* _EXCERPT PROVIDED_
** START **
TICA appears 100x slower (on large dataset) in 2.5.1 vs. 2.4 #1284

rafwiewiora · 2018-03-29T18:29:06Z

Hi guys,

I'm re-running scoring on my 5 ms dataset and after update to 2.5.1 things look weird - we've gone from 3 hours for TICA covariances calc. to 300 hours:

2.4:

calculate covariances:   0% (  11/2509) [ ] eta 3:30:14 |

2.5.1:

calculate covariances:   0%| | 8/467871 [00:17<319:26:36,  2.46s/it]

(it's not just at the beginning of the calculation somehow, I let it run overnight too and progress was consistent with this ETA)

This is 2509 trajectories, 492,961 frames, 6557 dimensions.

Code:

import pyemma
import glob
import numpy as np

splits_train = np.load('/cbio/jclab/home/rafal.wiewiora/repos/MSM_play/set8_apo_11707_11709_FINAL/feat_choice_scoring_new_scheme_2/splits_train_dist.npy')

split = 0
source = pyemma.coordinates.source(list(np.array(glob.glob('../data_cut_start_noH_stride10_featurized/dist_cross/*/*.npy'))[list(splits_train[split])]))


lag_time = 10
tica_kinetic = pyemma.coordinates.tica(lag=lag_time, kinetic_map=True, var_cutoff=1)
stages = [source, tica_kinetic]
pipeline = pyemma.coordinates.pipeline(stages, chunksize = 1000)

(also run with data in memory (pyemma.coordinates.load) - same thing).

conda info:

Current conda install:

               platform : linux-64
          conda version : 4.3.34
       conda is private : False
      conda-env version : 4.3.34
    conda-build version : not installed
         python version : 3.5.5.final.0
       requests version : 2.18.3
       root environment : /cbio/jclab/home/rafal.wiewiora/anaconda3  (writable)
** END **
* _WRITTEN REQUEST 1_
List every pyemma.coordinates function named in the TICA slowdown report.
* _WRITTEN REQUEST 2_
Output the part of the TICA slowdown report starting with "I'm re-running scoring" and going on through "frames, 6557 dimensions.".
* _WRITTEN REQUEST 3_
Summarize the TICA slowdown report in two sentences.
The lines after this report play no part in the work here.

* _RECORD LIST_
** START **
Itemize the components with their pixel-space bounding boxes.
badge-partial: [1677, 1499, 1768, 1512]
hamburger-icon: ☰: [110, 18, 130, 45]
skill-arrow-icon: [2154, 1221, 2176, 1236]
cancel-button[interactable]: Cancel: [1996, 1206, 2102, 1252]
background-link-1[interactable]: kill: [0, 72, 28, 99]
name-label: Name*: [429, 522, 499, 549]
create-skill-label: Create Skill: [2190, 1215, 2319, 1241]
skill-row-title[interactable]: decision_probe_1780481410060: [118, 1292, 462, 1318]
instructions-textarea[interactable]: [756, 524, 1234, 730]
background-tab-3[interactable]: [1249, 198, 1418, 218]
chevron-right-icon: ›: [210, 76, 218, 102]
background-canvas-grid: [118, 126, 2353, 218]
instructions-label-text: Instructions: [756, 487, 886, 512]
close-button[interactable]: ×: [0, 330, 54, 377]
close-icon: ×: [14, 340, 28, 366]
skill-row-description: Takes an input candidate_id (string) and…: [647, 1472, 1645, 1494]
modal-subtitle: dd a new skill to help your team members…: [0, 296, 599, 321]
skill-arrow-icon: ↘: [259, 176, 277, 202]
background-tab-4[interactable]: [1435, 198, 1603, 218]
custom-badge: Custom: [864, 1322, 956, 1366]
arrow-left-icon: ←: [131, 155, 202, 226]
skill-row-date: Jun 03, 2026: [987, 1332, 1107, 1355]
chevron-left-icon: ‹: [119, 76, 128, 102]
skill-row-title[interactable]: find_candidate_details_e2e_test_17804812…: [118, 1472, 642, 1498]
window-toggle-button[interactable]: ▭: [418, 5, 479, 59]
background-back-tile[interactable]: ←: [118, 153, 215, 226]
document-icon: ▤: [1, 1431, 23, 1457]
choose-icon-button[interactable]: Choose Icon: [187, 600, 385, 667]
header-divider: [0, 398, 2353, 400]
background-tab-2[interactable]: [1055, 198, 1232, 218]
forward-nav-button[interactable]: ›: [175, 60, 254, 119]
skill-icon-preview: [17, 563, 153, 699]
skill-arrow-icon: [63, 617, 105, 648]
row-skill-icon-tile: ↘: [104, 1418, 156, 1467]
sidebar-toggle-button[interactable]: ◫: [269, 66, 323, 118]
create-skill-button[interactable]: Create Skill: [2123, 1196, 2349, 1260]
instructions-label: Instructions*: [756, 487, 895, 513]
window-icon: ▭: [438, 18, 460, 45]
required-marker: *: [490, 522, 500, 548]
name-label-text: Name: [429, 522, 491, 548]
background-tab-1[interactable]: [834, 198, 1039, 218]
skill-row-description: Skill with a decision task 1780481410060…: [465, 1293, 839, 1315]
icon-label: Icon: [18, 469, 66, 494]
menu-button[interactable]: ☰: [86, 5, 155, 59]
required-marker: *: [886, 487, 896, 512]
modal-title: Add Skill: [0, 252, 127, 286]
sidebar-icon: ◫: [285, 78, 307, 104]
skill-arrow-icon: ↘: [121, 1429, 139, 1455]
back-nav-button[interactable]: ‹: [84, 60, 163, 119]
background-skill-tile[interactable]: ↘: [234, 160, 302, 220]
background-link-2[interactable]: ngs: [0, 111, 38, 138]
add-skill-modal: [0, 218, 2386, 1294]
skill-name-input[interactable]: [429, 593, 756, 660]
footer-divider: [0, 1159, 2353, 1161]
** END **
* _TASK RESPONSE 1_
pyemma.coordinates.source, pyemma.coordinates.tica, pyemma.coordinates.pipeline, pyemma.coordinates.load

* _TASK RESPONSE 2_
I'm re-running scoring on my 5 ms dataset and after update to 2.5.1 things look weird - we've gone from 3 hours for TICA covariances calc. to 300 hours:

2.4:

calculate covariances:   0% (  11/2509) [ ] eta 3:30:14 |

2.5.1:

calculate covariances:   0%| | 8/467871 [00:17<319:26:36,  2.46s/it]

(it's not just at the beginning of the calculation somehow, I let it run overnight too and progress was consistent with this ETA)

This is 2509 trajectories, 492,961 frames, 6557 dimensions.

* _TASK RESPONSE 3_
After updating to version 2.5.1, the TICA covariance calculation on a dataset of 2509 trajectories, 492,961 frames and 6557 dimensions went from about 3 hours to about 300 hours, and an overnight run stayed consistent with that estimate. Loading the data into memory with pyemma.coordinates.load gave the same result.